Extract every line of the material below and reproduce it faithfully.

━━━━━ Task input ━━━━━

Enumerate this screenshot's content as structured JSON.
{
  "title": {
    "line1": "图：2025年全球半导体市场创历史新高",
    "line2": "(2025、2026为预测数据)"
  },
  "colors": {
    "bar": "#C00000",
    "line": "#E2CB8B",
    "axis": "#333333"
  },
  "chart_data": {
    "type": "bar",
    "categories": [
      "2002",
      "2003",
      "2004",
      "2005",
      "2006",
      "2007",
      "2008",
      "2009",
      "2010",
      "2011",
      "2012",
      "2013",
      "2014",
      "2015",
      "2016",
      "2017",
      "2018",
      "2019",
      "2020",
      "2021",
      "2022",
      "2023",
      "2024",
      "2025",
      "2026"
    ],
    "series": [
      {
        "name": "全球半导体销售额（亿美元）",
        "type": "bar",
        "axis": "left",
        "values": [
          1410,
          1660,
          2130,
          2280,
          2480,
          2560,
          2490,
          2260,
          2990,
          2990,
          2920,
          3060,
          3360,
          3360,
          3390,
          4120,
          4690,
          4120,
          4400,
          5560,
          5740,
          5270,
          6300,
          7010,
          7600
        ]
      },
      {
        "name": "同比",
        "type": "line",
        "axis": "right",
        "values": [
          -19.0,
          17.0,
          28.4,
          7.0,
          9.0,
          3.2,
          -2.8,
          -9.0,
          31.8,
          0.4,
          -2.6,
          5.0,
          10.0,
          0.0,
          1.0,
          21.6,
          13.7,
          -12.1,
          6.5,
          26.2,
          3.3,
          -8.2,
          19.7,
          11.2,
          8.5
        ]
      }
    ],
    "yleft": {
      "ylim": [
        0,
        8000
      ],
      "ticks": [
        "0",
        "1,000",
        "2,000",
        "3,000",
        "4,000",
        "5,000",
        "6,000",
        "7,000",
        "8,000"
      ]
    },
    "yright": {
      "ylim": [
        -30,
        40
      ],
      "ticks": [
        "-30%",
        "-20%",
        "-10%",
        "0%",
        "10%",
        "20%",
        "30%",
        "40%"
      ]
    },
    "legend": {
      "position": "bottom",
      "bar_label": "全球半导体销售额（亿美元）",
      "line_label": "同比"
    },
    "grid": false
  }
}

━━━━━

= Answer to this task =
Enumerate this screenshot's content as structured JSON.
{
  "title": {
    "line1": "图：2025年全球半导体市场创历史新高",
    "line2": "(2025、2026为预测数据)"
  },
  "colors": {
    "bar": "#C00000",
    "line": "#E2CB8B",
    "axis": "#333333"
  },
  "chart_data": {
    "type": "bar",
    "categories": [
      "2002",
      "2003",
      "2004",
      "2005",
      "2006",
      "2007",
      "2008",
      "2009",
      "2010",
      "2011",
      "2012",
      "2013",
      "2014",
      "2015",
      "2016",
      "2017",
      "2018",
      "2019",
      "2020",
      "2021",
      "2022",
      "2023",
      "2024",
      "2025",
      "2026"
    ],
    "series": [
      {
        "name": "全球半导体销售额（亿美元）",
        "type": "bar",
        "axis": "left",
        "values": [
          1410,
          1660,
          2130,
          2280,
          2480,
          2560,
          2490,
          2260,
          2990,
          2990,
          2920,
          3060,
          3360,
          3360,
          3390,
          4120,
          4690,
          4120,
          4400,
          5560,
          5740,
          5270,
          6300,
          7010,
          7600
        ]
      },
      {
        "name": "同比",
        "type": "line",
        "axis": "right",
        "values": [
          -19.0,
          17.0,
          28.4,
          7.0,
          9.0,
          3.2,
          -2.8,
          -9.0,
          31.8,
          0.4,
          -2.6,
          5.0,
          10.0,
          0.0,
          1.0,
          21.6,
          13.7,
          -12.1,
          6.5,
          26.2,
          3.3,
          -8.2,
          19.7,
          11.2,
          8.5
        ]
      }
    ],
    "yleft": {
      "ylim": [
        0,
        8000
      ],
      "ticks": [
        "0",
        "1,000",
        "2,000",
        "3,000",
        "4,000",
        "5,000",
        "6,000",
        "7,000",
        "8,000"
      ]
    },
    "yright": {
      "ylim": [
        -30,
        40
      ],
      "ticks": [
        "-30%",
        "-20%",
        "-10%",
        "0%",
        "10%",
        "20%",
        "30%",
        "40%"
      ]
    },
    "legend": {
      "position": "bottom",
      "bar_label": "全球半导体销售额（亿美元）",
      "line_label": "同比"
    },
    "grid": false
  }
}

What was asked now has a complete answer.